**EXTRACT TO READ**

········

Illinois Appellate Court


June 16, 1998

THE PEOPLE OF THE STATE OF ILLINOIS, PLAINTIFF-APPELLEE,
v.
ALLEN DUNCAN, DEFENDANT-APPELLANT.

The opinion of the court was delivered by: Justice Cousins

APPEAL FROM THE CIRCUIT COURT COOK COUNTY.

No. 93 CR 1352

THE HONORABLE JAMES D. EGAN, JUDGE PRESIDING.

Defendant Allen Duncan and co-defendants Jermail Lake, Lemont Lake and Tineshea Lake were charged by indictment with two counts of first degree murder in the shooting death of Alvin Gilmore. After a bench trial, defendant was found guilty of first degree murder and sentenced to 21 years' imprisonment.

On appeal, defendant Allen Duncan contends that: (1) his conviction should be reversed because there was no written jury waiver and because the trial court failed to ensure that he understood the difference between a bench trial and a jury trial, failed to inform him that he had a constitutional right to be tried by a jury of his peers and failed to ensure that the waiver of his right to a jury was knowing and voluntary; and (2) the State failed to prove him guilty of first degree murder under a theory of accountability.

BACKGROUND

Events that began with a street encounter between two women and a slap ended on December 26, 1992, with a hail of bullets being fired at and into a building. As a result, Alvin Gilmore, who was inside the building, suffered a fatal gunshot wound to the head.

········

(Records from a data source)
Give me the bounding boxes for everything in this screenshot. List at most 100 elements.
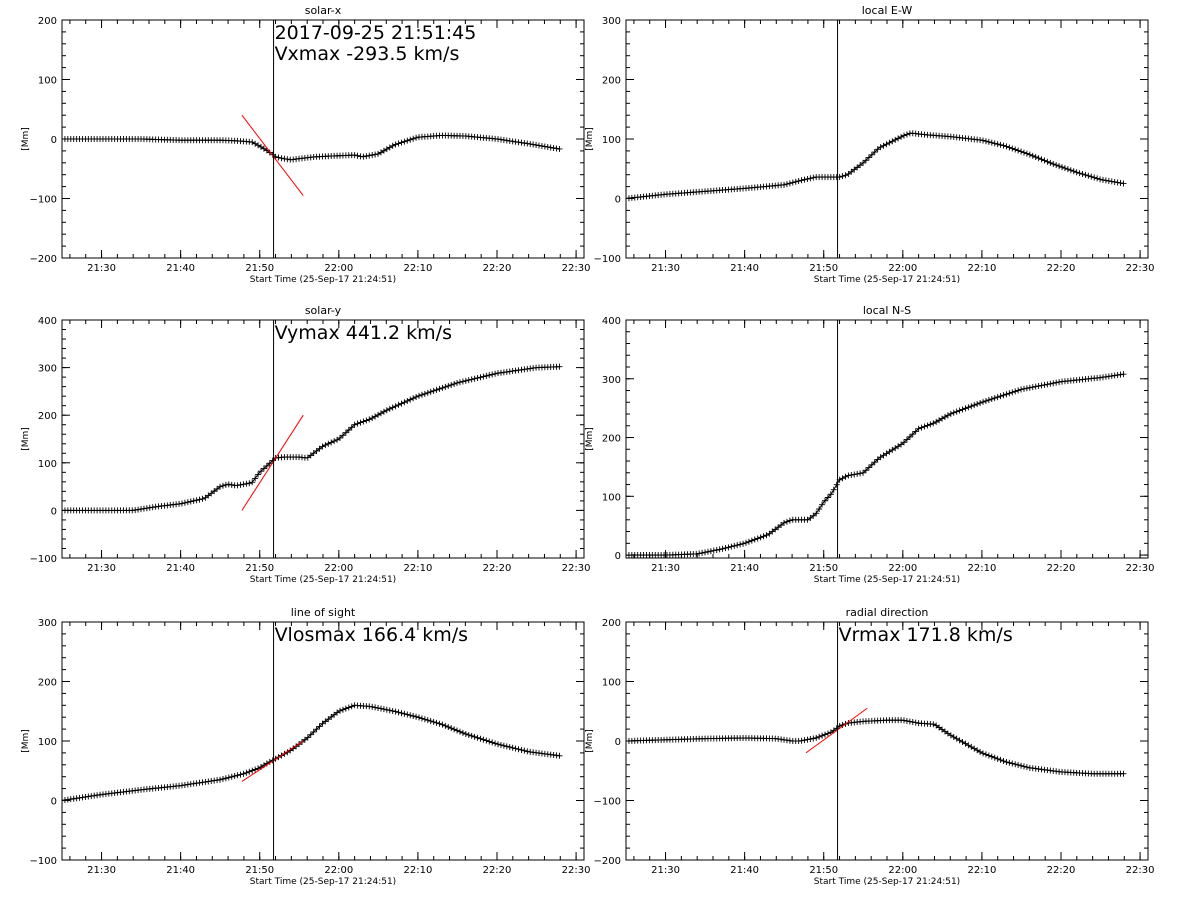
data-point-marker: [416, 714, 423, 721]
data-point-marker: [222, 775, 229, 782]
data-point-marker: [1100, 176, 1106, 183]
data-point-marker: [1023, 150, 1030, 157]
data-point-marker: [933, 418, 940, 425]
data-point-marker: [462, 377, 469, 384]
data-point-marker: [410, 395, 417, 402]
x-tick-label: 22:20: [1047, 263, 1076, 274]
data-point-marker: [1035, 383, 1042, 390]
data-point-marker: [763, 532, 770, 539]
data-point-marker: [819, 732, 826, 739]
data-point-marker: [456, 379, 463, 386]
x-tick-label: 22:00: [324, 563, 353, 574]
y-tick-label: 200: [38, 16, 57, 27]
data-point-marker: [304, 734, 311, 741]
data-point-marker: [413, 713, 420, 720]
data-point-marker: [489, 371, 496, 378]
data-point-marker: [1020, 149, 1027, 156]
data-point-marker: [454, 379, 461, 386]
data-point-marker: [325, 440, 332, 447]
y-tick-label: 100: [602, 492, 621, 503]
data-point-marker: [360, 153, 367, 160]
plot-frame: [61, 319, 585, 559]
y-tick-label: 0: [615, 551, 621, 562]
data-point-marker: [492, 370, 499, 377]
data-point-marker: [725, 544, 732, 551]
x-tick-label: 22:20: [1047, 563, 1076, 574]
data-point-marker: [953, 408, 960, 415]
x-tick-label: 21:50: [809, 865, 838, 876]
y-tick-label: 300: [38, 364, 57, 375]
data-point-marker: [994, 394, 1001, 401]
panel-5: line of sight 300 200 100 0 −100 21:30 21:40 21:…: [21, 606, 591, 887]
data-point-marker: [901, 717, 908, 724]
velocity-annotation: Vxmax -293.5 km/s: [275, 43, 460, 65]
y-tick-label: 0: [615, 195, 621, 206]
data-point-marker: [427, 388, 434, 395]
data-point-marker: [889, 138, 896, 145]
data-point-marker: [222, 481, 229, 488]
data-point-marker: [465, 377, 472, 384]
data-point-marker: [375, 150, 382, 157]
x-tick-label: 22:10: [967, 263, 996, 274]
data-point-marker: [337, 707, 344, 714]
data-point-marker: [337, 434, 344, 441]
data-point-marker: [430, 718, 437, 725]
data-point-marker: [1105, 177, 1112, 184]
data-point-marker: [448, 725, 455, 732]
data-point-marker: [1018, 762, 1025, 769]
data-point-marker: [527, 141, 534, 148]
x-tick-label: 22:10: [967, 865, 996, 876]
data-point-marker: [524, 140, 531, 147]
data-point-marker: [868, 461, 875, 468]
data-point-marker: [392, 708, 399, 715]
data-point-marker: [252, 766, 259, 773]
data-point-marker: [454, 727, 461, 734]
data-point-marker: [1029, 384, 1036, 391]
y-tick-label: −200: [30, 254, 57, 265]
data-point-marker: [386, 405, 393, 412]
velocity-annotation: Vrmax 171.8 km/s: [839, 624, 1013, 646]
data-point-marker: [1006, 759, 1013, 766]
data-point-marker: [997, 141, 1004, 148]
data-point-marker: [795, 178, 802, 185]
data-point-marker: [257, 468, 264, 475]
data-point-marker: [821, 731, 828, 738]
data-point-marker: [748, 537, 755, 544]
data-point-marker: [357, 419, 364, 426]
data-point-marker: [956, 407, 963, 414]
data-point-marker: [544, 144, 551, 150]
data-point-marker: [512, 745, 519, 752]
data-point-marker: [1038, 156, 1045, 163]
plot-area: [626, 130, 1127, 202]
y-axis-label: [Mm]: [585, 427, 595, 451]
data-point-marker: [1120, 770, 1127, 777]
x-tick-label: 22:30: [562, 865, 591, 876]
x-tick-label: 22:10: [403, 865, 432, 876]
data-point-marker: [366, 416, 373, 423]
data-point-marker: [1053, 379, 1060, 386]
data-point-marker: [380, 706, 387, 713]
data-point-marker: [719, 545, 726, 552]
velocity-annotation: 2017-09-25 21:51:45: [275, 22, 477, 44]
data-point-marker: [541, 143, 548, 150]
data-point-marker: [456, 728, 463, 735]
data-point-marker: [1012, 146, 1019, 153]
data-point-marker: [255, 142, 262, 149]
x-tick-label: 22:00: [888, 563, 917, 574]
x-axis-label: Start Time (25-Sep-17 21:24:51): [250, 575, 396, 585]
data-point-marker: [404, 137, 411, 144]
data-point-marker: [810, 512, 817, 519]
data-point-marker: [407, 712, 414, 719]
data-point-marker: [988, 753, 995, 760]
data-point-marker: [225, 774, 232, 781]
data-point-marker: [886, 139, 893, 146]
data-point-marker: [372, 704, 379, 711]
data-point-marker: [1015, 761, 1022, 768]
data-point-marker: [821, 497, 828, 504]
data-point-marker: [807, 175, 814, 182]
data-point-marker: [1015, 387, 1022, 394]
data-point-marker: [898, 133, 905, 140]
data-point-marker: [477, 374, 484, 381]
data-point-marker: [480, 373, 487, 380]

········

**WRITTEN EXERCISE**
Continue the appellate opinion in the Duncan murder case from the point where it stops, writing the next part of its background section.

**OUTPUT OF THE TASK**
On December 26, 1992, Lashundia Davis, while on her way to a store by her home, ran into Tineshea Lake, who was with two other women, Rashawn Jackson and Kimberly Manning. Tineshea had previously dated Lashundia's boyfriend, Orlando Potts. Rashawn approached Lashundia, said something to her and slapped her across the face. At this point, Tineshea said "let's get her." Lashundia then ran home and spoke to her sister and brother, who then accompanied her to Tineshea's home. At Tineshea's house, Lashundia offered to fight Tineshea but Tineshea refused and Lashundia went home. On her way home, Lashundia ran into her mother and her boyfriend, Orlando Potts. After they conversed, Orlando Potts went to Tineshea's house and broke windows in her house.

Ben Harden testified for the State pursuant to a plea agreement in which first degree murder charges against him were dropped and he received a sentence of 12 years' imprisonment for aggravated discharge of a firearm. According to Harden's testimony, he was in a car with Lemont Lake when Lemont stopped to make a phone call in response to a page he received on his pager. Harden testified that Lemont appeared to be angry when he got back in the car and told Harden that "[t]hey was bogus." Lemont then drove to defendant's apartment on 55th and Union Streets. Once inside, Lemont told defendant to "give me that," at which point defendant retrieved a black, 9 millimeter gun along with a loaded clip and handed it to Lemont. Lemont put the loaded clip into the gun.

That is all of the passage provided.